## Start

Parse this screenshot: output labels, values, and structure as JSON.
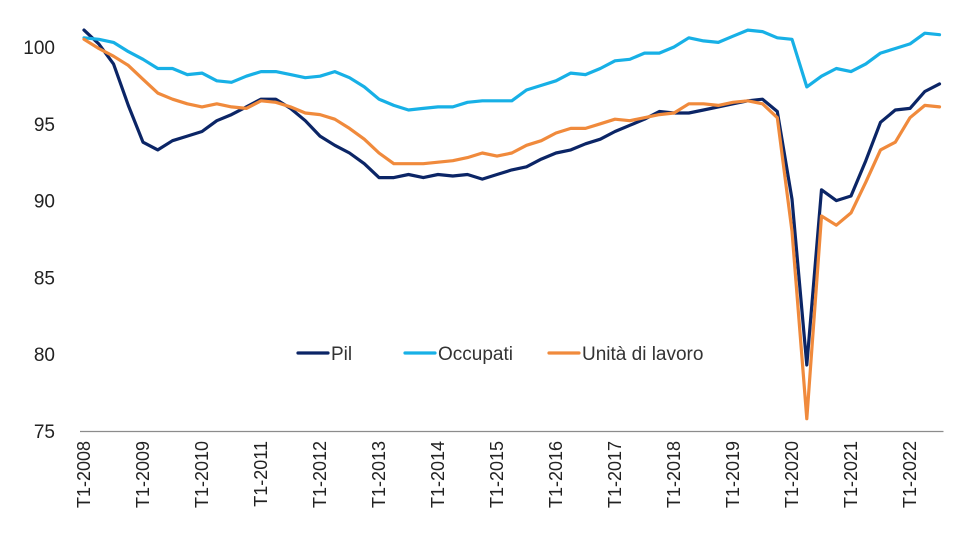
{
  "chart_data": {
    "type": "line",
    "title": "",
    "xlabel": "",
    "ylabel": "",
    "ylim": [
      75,
      102
    ],
    "yticks": [
      75,
      80,
      85,
      90,
      95,
      100
    ],
    "grid": false,
    "legend_position": "center",
    "x": [
      "T1-2008",
      "T2-2008",
      "T3-2008",
      "T4-2008",
      "T1-2009",
      "T2-2009",
      "T3-2009",
      "T4-2009",
      "T1-2010",
      "T2-2010",
      "T3-2010",
      "T4-2010",
      "T1-2011",
      "T2-2011",
      "T3-2011",
      "T4-2011",
      "T1-2012",
      "T2-2012",
      "T3-2012",
      "T4-2012",
      "T1-2013",
      "T2-2013",
      "T3-2013",
      "T4-2013",
      "T1-2014",
      "T2-2014",
      "T3-2014",
      "T4-2014",
      "T1-2015",
      "T2-2015",
      "T3-2015",
      "T4-2015",
      "T1-2016",
      "T2-2016",
      "T3-2016",
      "T4-2016",
      "T1-2017",
      "T2-2017",
      "T3-2017",
      "T4-2017",
      "T1-2018",
      "T2-2018",
      "T3-2018",
      "T4-2018",
      "T1-2019",
      "T2-2019",
      "T3-2019",
      "T4-2019",
      "T1-2020",
      "T2-2020",
      "T3-2020",
      "T4-2020",
      "T1-2021",
      "T2-2021",
      "T3-2021",
      "T4-2021",
      "T1-2022",
      "T2-2022",
      "T3-2022"
    ],
    "xtick_labels": [
      "T1-2008",
      "T1-2009",
      "T1-2010",
      "T1-2011",
      "T1-2012",
      "T1-2013",
      "T1-2014",
      "T1-2015",
      "T1-2016",
      "T1-2017",
      "T1-2018",
      "T1-2019",
      "T1-2020",
      "T1-2021",
      "T1-2022"
    ],
    "series": [
      {
        "name": "Pil",
        "color": "#0b2566",
        "values": [
          101.1,
          100.2,
          98.9,
          96.2,
          93.8,
          93.3,
          93.9,
          94.2,
          94.5,
          95.2,
          95.6,
          96.1,
          96.6,
          96.6,
          96.0,
          95.2,
          94.2,
          93.6,
          93.1,
          92.4,
          91.5,
          91.5,
          91.7,
          91.5,
          91.7,
          91.6,
          91.7,
          91.4,
          91.7,
          92.0,
          92.2,
          92.7,
          93.1,
          93.3,
          93.7,
          94.0,
          94.5,
          94.9,
          95.3,
          95.8,
          95.7,
          95.7,
          95.9,
          96.1,
          96.3,
          96.5,
          96.6,
          95.8,
          90.1,
          79.3,
          90.7,
          90.0,
          90.3,
          92.6,
          95.1,
          95.9,
          96.0,
          97.1,
          97.6
        ]
      },
      {
        "name": "Occupati",
        "color": "#17b0e6",
        "values": [
          100.6,
          100.5,
          100.3,
          99.7,
          99.2,
          98.6,
          98.6,
          98.2,
          98.3,
          97.8,
          97.7,
          98.1,
          98.4,
          98.4,
          98.2,
          98.0,
          98.1,
          98.4,
          98.0,
          97.4,
          96.6,
          96.2,
          95.9,
          96.0,
          96.1,
          96.1,
          96.4,
          96.5,
          96.5,
          96.5,
          97.2,
          97.5,
          97.8,
          98.3,
          98.2,
          98.6,
          99.1,
          99.2,
          99.6,
          99.6,
          100.0,
          100.6,
          100.4,
          100.3,
          100.7,
          101.1,
          101.0,
          100.6,
          100.5,
          97.4,
          98.1,
          98.6,
          98.4,
          98.9,
          99.6,
          99.9,
          100.2,
          100.9,
          100.8
        ]
      },
      {
        "name": "Unità di lavoro",
        "color": "#f08a3c",
        "values": [
          100.5,
          99.9,
          99.4,
          98.8,
          97.9,
          97.0,
          96.6,
          96.3,
          96.1,
          96.3,
          96.1,
          96.0,
          96.5,
          96.4,
          96.1,
          95.7,
          95.6,
          95.3,
          94.7,
          94.0,
          93.1,
          92.4,
          92.4,
          92.4,
          92.5,
          92.6,
          92.8,
          93.1,
          92.9,
          93.1,
          93.6,
          93.9,
          94.4,
          94.7,
          94.7,
          95.0,
          95.3,
          95.2,
          95.4,
          95.6,
          95.7,
          96.3,
          96.3,
          96.2,
          96.4,
          96.5,
          96.3,
          95.4,
          88.0,
          75.8,
          89.0,
          88.4,
          89.2,
          91.2,
          93.3,
          93.8,
          95.4,
          96.2,
          96.1
        ]
      }
    ]
  }
}
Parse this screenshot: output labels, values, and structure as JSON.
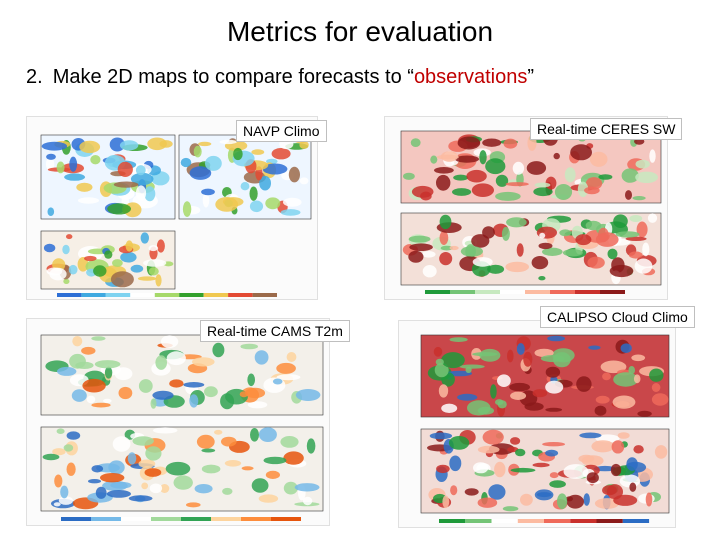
{
  "slide": {
    "title": "Metrics for evaluation",
    "bullet_number": "2.",
    "bullet_prefix": "Make 2D maps to compare forecasts to “",
    "bullet_highlight": "observations",
    "bullet_suffix": "”",
    "highlight_color": "#c00000"
  },
  "labels": {
    "navp": "NAVP Climo",
    "ceres": "Real-time CERES SW",
    "cams": "Real-time CAMS T2m",
    "calipso": "CALIPSO Cloud Climo"
  },
  "map_palettes": {
    "navp": [
      "#2d6fd6",
      "#3fa9e0",
      "#7fd3f0",
      "#ffffff",
      "#a6d96a",
      "#33a02c",
      "#f0c850",
      "#e34a33",
      "#9b6a4a"
    ],
    "ceres": [
      "#1f9a3a",
      "#74c476",
      "#c7e9c0",
      "#ffffff",
      "#fcbba1",
      "#ef6a5a",
      "#c9302c",
      "#8b1a1a"
    ],
    "cams": [
      "#2b6cc4",
      "#74b9e8",
      "#ffffff",
      "#a1d99b",
      "#31a354",
      "#fdd49e",
      "#fd8d3c",
      "#e6550d"
    ],
    "calipso": [
      "#1f9a3a",
      "#74c476",
      "#ffffff",
      "#fcbba1",
      "#ef6a5a",
      "#c9302c",
      "#8b1a1a",
      "#2b6cc4"
    ]
  }
}
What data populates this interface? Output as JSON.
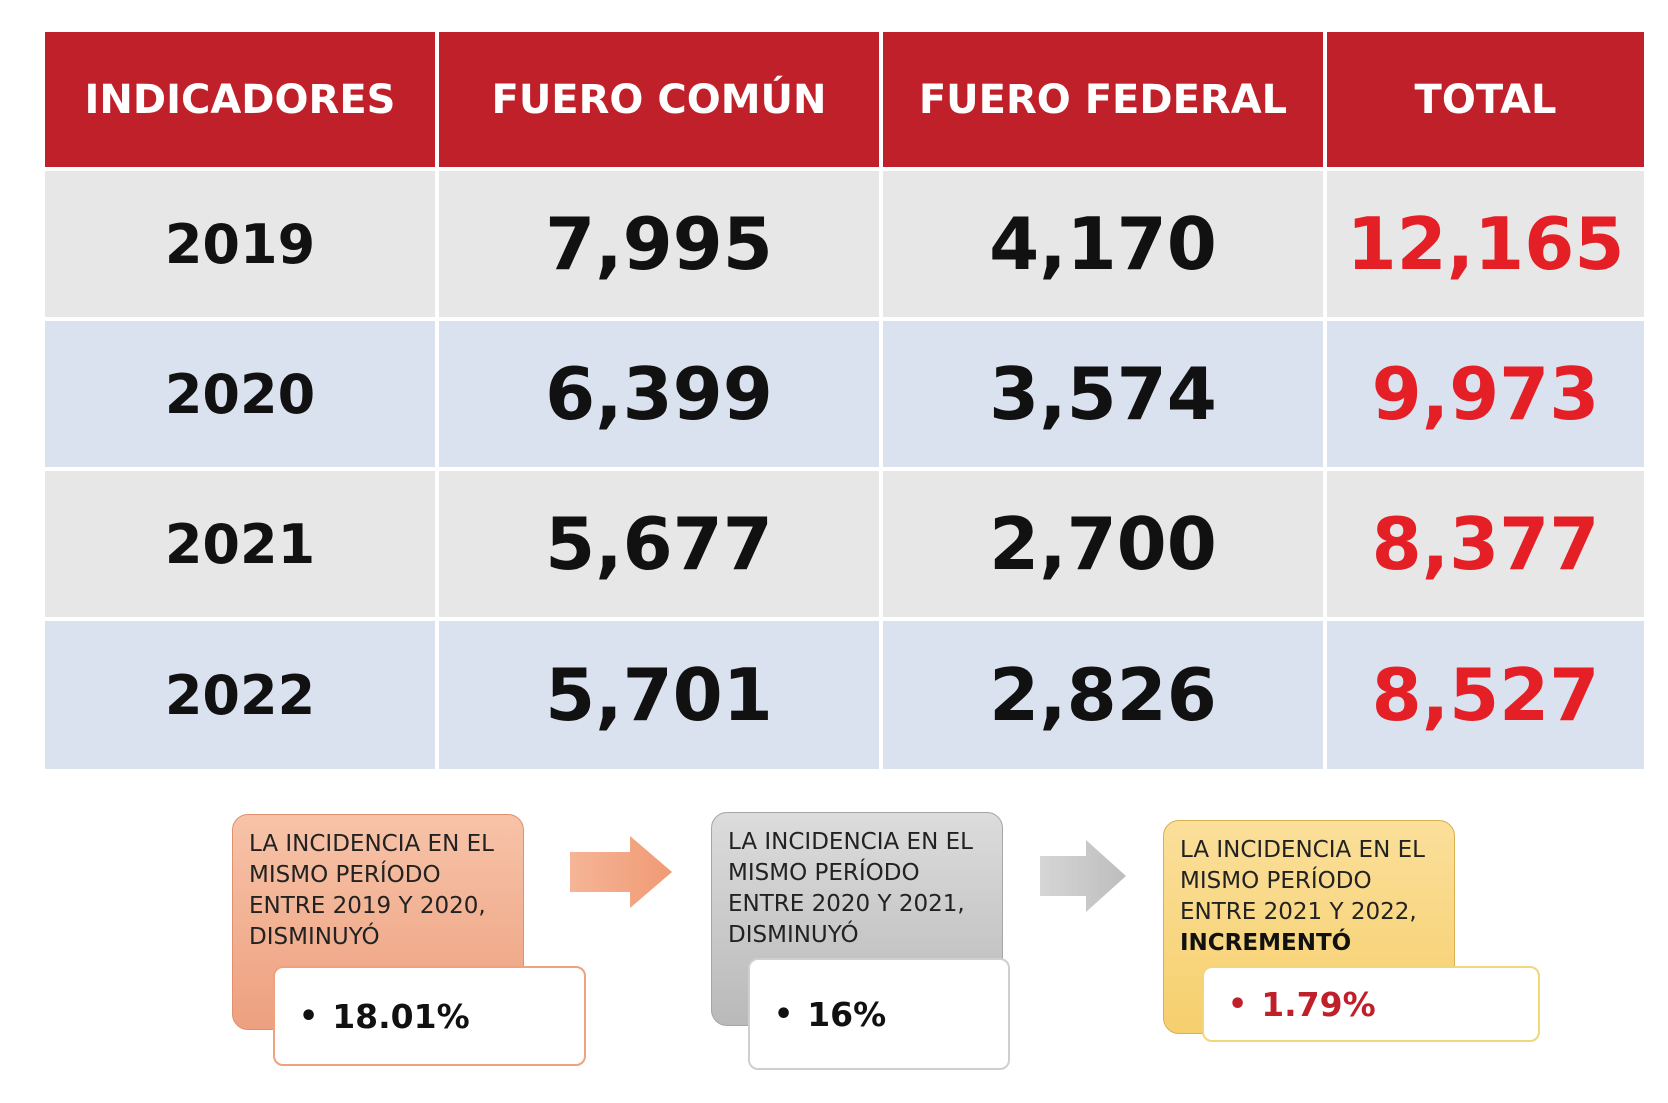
{
  "table": {
    "headers": [
      "INDICADORES",
      "FUERO COMÚN",
      "FUERO FEDERAL",
      "TOTAL"
    ],
    "rows": [
      {
        "year": "2019",
        "comun": "7,995",
        "federal": "4,170",
        "total": "12,165"
      },
      {
        "year": "2020",
        "comun": "6,399",
        "federal": "3,574",
        "total": "9,973"
      },
      {
        "year": "2021",
        "comun": "5,677",
        "federal": "2,700",
        "total": "8,377"
      },
      {
        "year": "2022",
        "comun": "5,701",
        "federal": "2,826",
        "total": "8,527"
      }
    ]
  },
  "callouts": [
    {
      "line1": "LA INCIDENCIA EN EL",
      "line2": "MISMO PERÍODO",
      "line3": "ENTRE 2019 Y 2020,",
      "line4": "DISMINUYÓ",
      "pct": "18.01%",
      "color": "#eda07f"
    },
    {
      "line1": "LA INCIDENCIA EN EL",
      "line2": "MISMO PERÍODO",
      "line3": "ENTRE 2020 Y 2021,",
      "line4": "DISMINUYÓ",
      "pct": "16%",
      "color": "#b9b9b9"
    },
    {
      "line1": "LA INCIDENCIA EN EL",
      "line2": "MISMO PERÍODO",
      "line3": "ENTRE 2021 Y 2022,",
      "line4": "INCREMENTÓ",
      "pct": "1.79%",
      "color": "#f6cf6d"
    }
  ],
  "colors": {
    "header_bg": "#c0202a",
    "total_text": "#e41f25",
    "row_gray": "#e7e7e7",
    "row_blue": "#dbe2ef"
  }
}
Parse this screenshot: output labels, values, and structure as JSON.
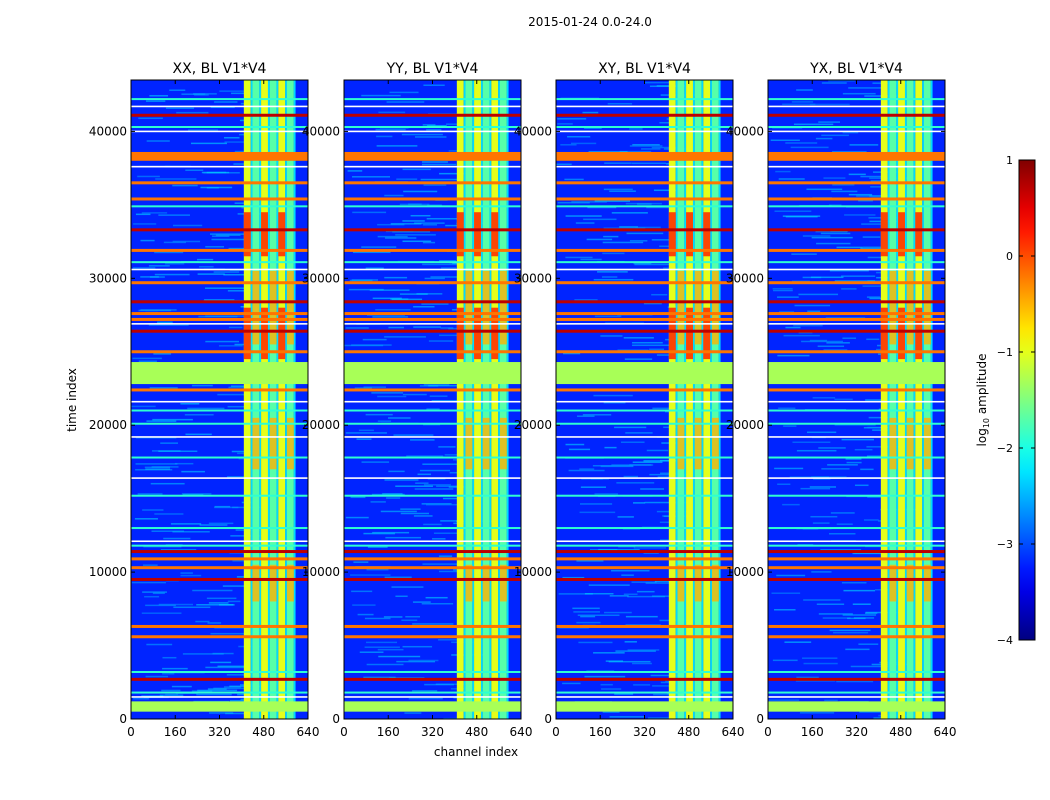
{
  "chart_data": {
    "type": "heatmap",
    "title": "2015-01-24 0.0-24.0",
    "xlabel": "channel index",
    "ylabel": "time index",
    "xlim": [
      0,
      640
    ],
    "ylim": [
      0,
      43500
    ],
    "xticks": [
      0,
      160,
      320,
      480,
      640
    ],
    "yticks": [
      0,
      10000,
      20000,
      30000,
      40000
    ],
    "colorbar": {
      "label": "log10 amplitude",
      "label_base": "log",
      "label_sub": "10",
      "label_rest": " amplitude",
      "range": [
        -4,
        1
      ],
      "ticks": [
        1,
        0,
        -1,
        -2,
        -3,
        -4
      ],
      "tick_labels": [
        "1",
        "0",
        "−1",
        "−2",
        "−3",
        "−4"
      ],
      "colormap": "jet"
    },
    "panels": [
      {
        "name": "XX",
        "title": "XX, BL V1*V4"
      },
      {
        "name": "YY",
        "title": "YY, BL V1*V4"
      },
      {
        "name": "XY",
        "title": "XY, BL V1*V4"
      },
      {
        "name": "YX",
        "title": "YX, BL V1*V4"
      }
    ],
    "features": {
      "background_value": -3.2,
      "signal_channel_range": [
        408,
        595
      ],
      "signal_levels": {
        "low": -1.7,
        "mid": -1.0,
        "high": -0.5,
        "peak": 0.2
      },
      "flagged_blocks": [
        {
          "t0": 22800,
          "t1": 24300,
          "value": -1.3
        },
        {
          "t0": 500,
          "t1": 1200,
          "value": -1.3
        },
        {
          "t0": 38000,
          "t1": 38600,
          "value": -0.2
        }
      ],
      "flagged_lines_high": [
        2700,
        5600,
        6300,
        9500,
        10300,
        10900,
        11400,
        22400,
        25000,
        26400,
        27200,
        27600,
        28400,
        29700,
        31900,
        33300,
        35400,
        36500,
        41100
      ],
      "flagged_lines_mid": [
        1800,
        3200,
        11800,
        13000,
        15200,
        17800,
        20100,
        21000,
        31100,
        34900,
        40300,
        42200
      ],
      "flagged_lines_white": [
        1500,
        12100,
        16400,
        19200,
        21600,
        26900,
        30600,
        37600,
        40000,
        41700
      ]
    }
  },
  "colors": {
    "frame": "#000000",
    "background": "#ffffff"
  }
}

## End

◆ Work to do:
Indicate how many lines of the material contain the string "name", giving the number and nothing more.

◆ Solution to this task:
7